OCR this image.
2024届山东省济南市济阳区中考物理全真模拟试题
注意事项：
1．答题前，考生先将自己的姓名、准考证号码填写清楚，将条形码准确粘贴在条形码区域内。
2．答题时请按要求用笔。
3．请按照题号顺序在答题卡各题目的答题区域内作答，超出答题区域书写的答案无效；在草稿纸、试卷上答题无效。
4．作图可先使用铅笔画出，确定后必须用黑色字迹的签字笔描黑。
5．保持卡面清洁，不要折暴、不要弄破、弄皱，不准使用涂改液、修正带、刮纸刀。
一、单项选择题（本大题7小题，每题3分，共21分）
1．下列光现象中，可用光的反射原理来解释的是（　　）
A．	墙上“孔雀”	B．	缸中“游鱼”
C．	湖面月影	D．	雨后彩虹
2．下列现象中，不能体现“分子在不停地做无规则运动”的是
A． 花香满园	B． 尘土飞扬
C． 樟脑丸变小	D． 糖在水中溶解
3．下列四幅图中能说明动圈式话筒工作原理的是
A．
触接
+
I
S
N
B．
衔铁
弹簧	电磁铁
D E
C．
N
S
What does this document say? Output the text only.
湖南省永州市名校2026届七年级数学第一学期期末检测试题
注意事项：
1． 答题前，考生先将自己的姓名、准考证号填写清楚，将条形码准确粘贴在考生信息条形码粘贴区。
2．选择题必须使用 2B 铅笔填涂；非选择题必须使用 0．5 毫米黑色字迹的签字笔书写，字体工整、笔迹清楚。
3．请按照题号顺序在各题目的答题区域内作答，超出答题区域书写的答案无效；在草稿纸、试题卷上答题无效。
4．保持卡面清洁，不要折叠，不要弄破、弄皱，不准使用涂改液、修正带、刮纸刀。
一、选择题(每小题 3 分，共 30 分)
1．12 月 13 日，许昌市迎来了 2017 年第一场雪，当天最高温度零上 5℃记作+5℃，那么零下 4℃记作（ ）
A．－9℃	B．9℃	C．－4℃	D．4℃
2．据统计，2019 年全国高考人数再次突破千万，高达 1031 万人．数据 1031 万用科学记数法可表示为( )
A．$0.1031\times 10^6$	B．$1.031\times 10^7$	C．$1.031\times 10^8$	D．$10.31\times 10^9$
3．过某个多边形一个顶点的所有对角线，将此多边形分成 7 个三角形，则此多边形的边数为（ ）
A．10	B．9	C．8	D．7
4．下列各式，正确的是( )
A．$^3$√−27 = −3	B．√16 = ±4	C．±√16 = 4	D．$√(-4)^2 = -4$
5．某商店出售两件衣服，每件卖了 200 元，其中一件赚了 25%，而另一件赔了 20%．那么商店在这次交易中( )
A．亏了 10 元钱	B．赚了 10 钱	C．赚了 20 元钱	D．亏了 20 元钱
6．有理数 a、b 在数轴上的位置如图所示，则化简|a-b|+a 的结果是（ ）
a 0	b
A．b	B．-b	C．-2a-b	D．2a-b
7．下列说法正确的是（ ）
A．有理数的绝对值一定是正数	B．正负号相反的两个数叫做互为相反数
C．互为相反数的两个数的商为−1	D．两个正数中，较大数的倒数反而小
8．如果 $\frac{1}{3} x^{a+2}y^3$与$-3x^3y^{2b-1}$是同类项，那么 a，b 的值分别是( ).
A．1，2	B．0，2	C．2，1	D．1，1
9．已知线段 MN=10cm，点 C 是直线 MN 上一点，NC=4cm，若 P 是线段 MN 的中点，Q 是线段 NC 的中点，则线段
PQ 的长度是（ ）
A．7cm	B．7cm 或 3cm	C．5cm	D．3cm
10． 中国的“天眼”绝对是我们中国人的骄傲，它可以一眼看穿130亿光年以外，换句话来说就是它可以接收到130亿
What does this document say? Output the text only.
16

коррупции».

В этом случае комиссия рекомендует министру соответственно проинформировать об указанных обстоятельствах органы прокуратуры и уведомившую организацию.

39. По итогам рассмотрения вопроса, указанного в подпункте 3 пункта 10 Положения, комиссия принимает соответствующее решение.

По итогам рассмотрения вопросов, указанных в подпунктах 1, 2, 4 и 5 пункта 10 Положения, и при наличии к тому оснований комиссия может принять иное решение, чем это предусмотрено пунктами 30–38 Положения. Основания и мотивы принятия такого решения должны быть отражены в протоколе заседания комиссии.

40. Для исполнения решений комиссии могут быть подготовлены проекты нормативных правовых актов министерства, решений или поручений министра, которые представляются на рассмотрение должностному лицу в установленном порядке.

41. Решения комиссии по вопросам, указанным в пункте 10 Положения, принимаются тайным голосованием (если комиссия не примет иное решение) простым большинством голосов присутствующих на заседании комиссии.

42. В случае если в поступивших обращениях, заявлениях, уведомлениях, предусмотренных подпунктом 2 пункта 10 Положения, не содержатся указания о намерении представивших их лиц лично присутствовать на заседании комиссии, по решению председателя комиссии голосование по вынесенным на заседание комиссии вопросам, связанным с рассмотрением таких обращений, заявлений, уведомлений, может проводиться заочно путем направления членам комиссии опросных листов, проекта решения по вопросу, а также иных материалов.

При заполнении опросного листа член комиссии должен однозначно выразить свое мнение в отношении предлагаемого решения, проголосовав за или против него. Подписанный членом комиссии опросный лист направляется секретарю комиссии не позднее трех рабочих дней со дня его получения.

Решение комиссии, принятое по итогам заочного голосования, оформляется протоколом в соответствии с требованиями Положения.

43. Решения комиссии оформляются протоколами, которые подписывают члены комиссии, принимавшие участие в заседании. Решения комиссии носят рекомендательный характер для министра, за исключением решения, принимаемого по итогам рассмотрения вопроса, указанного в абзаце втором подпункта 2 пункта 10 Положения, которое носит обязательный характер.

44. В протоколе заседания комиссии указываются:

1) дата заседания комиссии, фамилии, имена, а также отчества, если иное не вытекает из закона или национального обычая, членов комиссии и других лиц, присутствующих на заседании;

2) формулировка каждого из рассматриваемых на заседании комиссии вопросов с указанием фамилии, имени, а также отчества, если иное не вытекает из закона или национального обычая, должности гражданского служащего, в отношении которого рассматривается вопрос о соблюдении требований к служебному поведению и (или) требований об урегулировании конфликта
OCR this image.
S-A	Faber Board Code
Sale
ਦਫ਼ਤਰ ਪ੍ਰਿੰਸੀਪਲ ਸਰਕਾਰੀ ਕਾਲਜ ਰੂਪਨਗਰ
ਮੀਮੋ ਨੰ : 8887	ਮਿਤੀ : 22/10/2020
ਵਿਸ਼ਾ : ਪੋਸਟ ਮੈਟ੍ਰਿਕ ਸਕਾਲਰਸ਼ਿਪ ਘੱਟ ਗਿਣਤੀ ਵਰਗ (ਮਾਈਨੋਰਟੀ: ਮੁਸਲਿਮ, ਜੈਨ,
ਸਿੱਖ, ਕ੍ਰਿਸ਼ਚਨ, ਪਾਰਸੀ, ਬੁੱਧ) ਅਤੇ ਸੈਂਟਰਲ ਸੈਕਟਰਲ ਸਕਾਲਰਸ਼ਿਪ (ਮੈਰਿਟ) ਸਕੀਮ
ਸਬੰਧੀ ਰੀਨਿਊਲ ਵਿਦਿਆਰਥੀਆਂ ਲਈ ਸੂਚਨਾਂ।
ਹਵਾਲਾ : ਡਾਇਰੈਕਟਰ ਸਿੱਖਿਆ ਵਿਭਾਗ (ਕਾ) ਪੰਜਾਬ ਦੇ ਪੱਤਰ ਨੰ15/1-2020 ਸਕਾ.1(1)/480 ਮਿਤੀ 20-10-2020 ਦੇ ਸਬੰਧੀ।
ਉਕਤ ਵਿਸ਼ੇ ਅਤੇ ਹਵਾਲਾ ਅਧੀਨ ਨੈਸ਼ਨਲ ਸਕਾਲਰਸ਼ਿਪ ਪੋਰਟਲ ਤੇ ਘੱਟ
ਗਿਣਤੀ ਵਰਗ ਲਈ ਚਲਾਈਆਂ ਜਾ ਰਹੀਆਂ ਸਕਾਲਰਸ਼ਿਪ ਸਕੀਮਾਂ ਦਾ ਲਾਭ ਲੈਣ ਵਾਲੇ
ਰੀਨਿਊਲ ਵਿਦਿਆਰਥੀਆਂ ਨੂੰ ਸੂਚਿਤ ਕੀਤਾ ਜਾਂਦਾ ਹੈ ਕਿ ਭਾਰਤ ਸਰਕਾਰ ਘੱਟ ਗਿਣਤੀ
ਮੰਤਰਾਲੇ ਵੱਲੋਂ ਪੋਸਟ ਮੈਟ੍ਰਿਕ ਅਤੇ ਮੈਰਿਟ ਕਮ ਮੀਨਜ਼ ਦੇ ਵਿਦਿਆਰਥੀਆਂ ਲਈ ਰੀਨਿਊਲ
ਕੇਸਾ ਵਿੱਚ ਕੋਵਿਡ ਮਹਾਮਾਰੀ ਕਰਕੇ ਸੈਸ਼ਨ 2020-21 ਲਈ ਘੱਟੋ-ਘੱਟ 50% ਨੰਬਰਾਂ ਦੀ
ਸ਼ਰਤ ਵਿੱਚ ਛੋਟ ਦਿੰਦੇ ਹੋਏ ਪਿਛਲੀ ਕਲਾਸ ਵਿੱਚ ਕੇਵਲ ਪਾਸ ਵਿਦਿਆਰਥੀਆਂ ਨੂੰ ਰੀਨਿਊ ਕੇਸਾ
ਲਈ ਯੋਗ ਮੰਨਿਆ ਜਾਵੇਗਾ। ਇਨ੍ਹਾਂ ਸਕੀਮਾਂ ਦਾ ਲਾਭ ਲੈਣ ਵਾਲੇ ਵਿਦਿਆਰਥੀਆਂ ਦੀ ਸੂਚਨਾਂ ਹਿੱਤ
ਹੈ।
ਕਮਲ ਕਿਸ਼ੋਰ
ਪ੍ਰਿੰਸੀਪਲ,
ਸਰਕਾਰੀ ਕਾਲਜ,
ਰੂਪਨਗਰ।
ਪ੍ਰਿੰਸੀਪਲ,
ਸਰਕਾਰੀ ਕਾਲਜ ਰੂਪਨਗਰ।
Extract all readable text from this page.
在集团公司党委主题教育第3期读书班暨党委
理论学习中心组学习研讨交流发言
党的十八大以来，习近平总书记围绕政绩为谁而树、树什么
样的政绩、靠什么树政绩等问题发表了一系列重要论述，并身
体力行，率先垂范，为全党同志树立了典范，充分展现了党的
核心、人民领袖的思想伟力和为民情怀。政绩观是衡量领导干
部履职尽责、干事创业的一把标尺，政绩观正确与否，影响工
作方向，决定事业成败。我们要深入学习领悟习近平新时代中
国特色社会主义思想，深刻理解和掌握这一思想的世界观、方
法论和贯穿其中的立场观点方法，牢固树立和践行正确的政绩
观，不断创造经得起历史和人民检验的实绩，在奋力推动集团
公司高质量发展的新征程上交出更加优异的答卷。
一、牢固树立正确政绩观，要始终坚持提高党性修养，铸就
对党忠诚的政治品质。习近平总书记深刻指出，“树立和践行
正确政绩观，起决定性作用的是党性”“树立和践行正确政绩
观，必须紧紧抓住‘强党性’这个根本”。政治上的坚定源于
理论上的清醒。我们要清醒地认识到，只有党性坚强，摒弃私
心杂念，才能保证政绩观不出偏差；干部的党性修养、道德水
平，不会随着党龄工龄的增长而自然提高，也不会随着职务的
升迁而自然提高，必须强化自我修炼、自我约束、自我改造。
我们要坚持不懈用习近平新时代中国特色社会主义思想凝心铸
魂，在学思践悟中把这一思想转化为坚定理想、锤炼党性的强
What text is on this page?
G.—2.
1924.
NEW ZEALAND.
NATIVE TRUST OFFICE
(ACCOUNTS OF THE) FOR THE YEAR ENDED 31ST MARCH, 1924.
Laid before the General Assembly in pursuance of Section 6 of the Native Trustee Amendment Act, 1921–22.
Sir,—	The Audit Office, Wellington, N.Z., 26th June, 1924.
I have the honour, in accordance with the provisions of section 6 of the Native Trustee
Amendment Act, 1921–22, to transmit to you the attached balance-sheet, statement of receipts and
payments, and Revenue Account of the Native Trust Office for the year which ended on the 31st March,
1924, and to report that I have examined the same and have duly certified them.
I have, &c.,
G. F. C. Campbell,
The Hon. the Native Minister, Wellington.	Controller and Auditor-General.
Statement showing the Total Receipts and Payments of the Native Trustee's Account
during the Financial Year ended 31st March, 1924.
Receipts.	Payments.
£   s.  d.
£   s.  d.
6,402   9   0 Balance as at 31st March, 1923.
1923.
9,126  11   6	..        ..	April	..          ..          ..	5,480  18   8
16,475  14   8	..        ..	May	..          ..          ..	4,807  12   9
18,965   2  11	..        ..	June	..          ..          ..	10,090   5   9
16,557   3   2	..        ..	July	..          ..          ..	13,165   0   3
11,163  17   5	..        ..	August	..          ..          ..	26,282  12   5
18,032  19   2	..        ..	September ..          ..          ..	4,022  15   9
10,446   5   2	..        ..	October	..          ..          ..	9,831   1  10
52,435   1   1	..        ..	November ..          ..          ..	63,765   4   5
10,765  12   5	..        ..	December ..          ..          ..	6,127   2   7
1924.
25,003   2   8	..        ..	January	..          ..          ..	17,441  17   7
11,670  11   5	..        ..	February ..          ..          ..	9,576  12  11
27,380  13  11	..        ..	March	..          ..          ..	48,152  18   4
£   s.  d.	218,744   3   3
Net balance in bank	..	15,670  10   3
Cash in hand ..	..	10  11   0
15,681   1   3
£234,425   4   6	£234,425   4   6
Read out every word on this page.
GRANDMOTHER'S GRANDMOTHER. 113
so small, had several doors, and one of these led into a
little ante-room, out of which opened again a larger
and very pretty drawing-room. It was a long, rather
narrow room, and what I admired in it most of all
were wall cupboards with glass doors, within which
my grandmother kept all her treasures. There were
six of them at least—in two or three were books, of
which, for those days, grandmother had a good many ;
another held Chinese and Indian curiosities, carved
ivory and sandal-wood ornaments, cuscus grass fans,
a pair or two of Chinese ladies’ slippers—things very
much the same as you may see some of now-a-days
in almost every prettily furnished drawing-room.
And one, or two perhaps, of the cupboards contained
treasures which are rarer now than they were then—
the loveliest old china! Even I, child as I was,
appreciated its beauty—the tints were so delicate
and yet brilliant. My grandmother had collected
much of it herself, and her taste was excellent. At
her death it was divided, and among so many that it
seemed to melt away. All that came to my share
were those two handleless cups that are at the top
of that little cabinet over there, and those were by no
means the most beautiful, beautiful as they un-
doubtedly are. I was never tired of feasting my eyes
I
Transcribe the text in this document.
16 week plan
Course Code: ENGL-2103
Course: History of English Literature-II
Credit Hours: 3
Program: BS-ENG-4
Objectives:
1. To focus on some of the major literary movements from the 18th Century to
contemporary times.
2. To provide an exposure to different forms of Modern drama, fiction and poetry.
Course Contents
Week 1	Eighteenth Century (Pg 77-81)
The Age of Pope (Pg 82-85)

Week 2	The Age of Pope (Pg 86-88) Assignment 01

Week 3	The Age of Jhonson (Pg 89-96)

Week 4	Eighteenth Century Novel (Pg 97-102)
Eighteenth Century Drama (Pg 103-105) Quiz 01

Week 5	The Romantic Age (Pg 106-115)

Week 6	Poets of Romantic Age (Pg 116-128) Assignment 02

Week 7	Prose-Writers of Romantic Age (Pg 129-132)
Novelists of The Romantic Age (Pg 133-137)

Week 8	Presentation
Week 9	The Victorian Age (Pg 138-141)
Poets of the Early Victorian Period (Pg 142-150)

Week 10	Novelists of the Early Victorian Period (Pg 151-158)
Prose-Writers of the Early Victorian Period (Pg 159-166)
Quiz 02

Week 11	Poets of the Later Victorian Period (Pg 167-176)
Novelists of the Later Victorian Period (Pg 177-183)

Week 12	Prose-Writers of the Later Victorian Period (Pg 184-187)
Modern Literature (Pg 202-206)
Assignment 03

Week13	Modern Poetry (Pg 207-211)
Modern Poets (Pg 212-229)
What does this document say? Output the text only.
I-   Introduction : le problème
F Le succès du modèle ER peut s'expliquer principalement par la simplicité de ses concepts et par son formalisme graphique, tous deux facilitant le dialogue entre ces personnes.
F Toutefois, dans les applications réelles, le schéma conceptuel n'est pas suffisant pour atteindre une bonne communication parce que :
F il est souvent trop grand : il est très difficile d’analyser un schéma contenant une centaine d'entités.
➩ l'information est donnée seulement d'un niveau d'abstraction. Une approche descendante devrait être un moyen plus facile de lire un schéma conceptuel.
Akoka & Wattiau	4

__Task details__: How many lines in these entries contain the string "рассмотрения"? State the number and nothing more.

__Answer for the task__: 3